§ SHORT EXERCISE: In the entries below, find the lines with the word "Total" and copy them.

-------- EXERCISE INPUT --------

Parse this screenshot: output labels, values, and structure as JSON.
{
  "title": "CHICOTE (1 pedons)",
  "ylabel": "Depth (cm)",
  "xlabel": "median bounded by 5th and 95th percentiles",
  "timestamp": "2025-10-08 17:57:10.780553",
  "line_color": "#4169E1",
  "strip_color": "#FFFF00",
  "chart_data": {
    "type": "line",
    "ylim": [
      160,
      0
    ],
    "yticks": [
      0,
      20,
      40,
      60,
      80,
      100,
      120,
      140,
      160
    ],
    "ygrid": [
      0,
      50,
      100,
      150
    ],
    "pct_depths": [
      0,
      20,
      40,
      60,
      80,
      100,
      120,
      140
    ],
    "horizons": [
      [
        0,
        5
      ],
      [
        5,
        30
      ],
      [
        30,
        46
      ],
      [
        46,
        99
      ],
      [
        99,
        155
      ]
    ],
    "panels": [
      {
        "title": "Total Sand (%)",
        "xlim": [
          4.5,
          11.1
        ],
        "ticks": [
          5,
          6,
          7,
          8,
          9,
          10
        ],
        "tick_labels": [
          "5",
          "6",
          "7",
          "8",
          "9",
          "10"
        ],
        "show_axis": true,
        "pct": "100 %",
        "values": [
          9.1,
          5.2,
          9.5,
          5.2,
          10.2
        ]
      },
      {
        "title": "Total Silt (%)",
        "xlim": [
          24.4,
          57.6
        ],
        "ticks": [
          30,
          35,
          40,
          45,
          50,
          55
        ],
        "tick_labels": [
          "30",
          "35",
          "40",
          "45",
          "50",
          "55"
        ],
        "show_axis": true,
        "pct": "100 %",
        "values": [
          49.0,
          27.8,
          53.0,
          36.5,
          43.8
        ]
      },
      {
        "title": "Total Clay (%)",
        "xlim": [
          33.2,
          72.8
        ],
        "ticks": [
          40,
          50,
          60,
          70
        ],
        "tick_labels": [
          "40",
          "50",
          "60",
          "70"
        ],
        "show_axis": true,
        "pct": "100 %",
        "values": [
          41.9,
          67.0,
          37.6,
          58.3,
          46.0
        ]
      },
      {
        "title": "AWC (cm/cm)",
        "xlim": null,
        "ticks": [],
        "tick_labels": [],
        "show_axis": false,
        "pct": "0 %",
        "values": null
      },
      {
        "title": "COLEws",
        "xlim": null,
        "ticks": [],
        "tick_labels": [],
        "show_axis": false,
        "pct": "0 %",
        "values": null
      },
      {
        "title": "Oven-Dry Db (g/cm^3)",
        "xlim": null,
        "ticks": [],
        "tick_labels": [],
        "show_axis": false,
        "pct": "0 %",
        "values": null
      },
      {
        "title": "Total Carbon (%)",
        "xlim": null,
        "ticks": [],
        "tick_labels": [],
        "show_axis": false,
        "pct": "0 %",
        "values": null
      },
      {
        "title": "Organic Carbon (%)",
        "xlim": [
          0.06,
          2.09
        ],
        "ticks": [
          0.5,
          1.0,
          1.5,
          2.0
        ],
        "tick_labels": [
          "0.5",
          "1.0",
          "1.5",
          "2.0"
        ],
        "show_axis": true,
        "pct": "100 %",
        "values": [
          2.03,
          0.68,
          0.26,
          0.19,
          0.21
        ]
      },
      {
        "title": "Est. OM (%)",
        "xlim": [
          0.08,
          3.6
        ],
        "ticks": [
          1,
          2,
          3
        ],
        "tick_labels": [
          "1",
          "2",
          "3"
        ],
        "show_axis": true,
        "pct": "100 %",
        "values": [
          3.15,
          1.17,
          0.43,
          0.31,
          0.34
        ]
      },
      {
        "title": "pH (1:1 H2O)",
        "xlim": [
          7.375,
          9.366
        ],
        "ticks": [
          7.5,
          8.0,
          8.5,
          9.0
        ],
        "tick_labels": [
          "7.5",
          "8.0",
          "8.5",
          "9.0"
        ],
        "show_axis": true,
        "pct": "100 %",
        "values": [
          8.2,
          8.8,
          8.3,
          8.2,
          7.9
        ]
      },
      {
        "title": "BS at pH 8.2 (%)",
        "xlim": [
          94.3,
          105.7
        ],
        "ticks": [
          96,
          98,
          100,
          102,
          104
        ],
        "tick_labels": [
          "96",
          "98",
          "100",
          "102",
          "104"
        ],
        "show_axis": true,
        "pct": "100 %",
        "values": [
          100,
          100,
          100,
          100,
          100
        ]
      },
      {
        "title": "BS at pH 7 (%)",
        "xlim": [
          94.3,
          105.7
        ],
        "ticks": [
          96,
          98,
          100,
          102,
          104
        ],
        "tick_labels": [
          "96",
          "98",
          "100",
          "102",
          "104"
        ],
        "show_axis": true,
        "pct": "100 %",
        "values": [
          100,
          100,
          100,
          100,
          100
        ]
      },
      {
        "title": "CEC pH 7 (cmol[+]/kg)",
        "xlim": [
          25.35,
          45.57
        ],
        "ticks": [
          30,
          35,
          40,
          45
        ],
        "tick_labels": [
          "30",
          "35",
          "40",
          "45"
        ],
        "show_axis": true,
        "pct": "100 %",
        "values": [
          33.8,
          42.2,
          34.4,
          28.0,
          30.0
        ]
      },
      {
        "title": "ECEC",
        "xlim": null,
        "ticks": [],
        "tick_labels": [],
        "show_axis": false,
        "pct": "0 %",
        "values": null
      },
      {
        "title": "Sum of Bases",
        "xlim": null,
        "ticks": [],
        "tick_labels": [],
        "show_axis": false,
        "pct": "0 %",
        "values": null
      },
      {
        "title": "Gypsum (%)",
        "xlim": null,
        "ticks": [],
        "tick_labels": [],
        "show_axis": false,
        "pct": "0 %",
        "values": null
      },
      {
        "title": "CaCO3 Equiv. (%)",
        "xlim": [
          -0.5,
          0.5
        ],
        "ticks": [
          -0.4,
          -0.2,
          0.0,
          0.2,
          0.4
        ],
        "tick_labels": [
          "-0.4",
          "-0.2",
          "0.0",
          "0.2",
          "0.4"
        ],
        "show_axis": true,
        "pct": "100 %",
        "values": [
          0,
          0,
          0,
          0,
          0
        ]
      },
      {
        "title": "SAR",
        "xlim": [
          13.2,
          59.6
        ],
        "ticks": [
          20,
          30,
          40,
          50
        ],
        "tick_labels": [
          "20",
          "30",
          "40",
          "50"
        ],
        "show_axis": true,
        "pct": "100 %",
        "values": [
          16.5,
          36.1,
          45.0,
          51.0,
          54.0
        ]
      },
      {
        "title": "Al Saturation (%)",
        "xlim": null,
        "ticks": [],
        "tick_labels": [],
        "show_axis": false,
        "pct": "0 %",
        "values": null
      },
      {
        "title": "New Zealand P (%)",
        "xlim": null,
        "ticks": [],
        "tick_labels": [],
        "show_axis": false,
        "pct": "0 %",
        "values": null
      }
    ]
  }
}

--------

§ ANSWER TO THE EXERCISE:
        "title": "Total Sand (%)",
        "title": "Total Silt (%)",
        "title": "Total Clay (%)",
        "title": "Total Carbon (%)",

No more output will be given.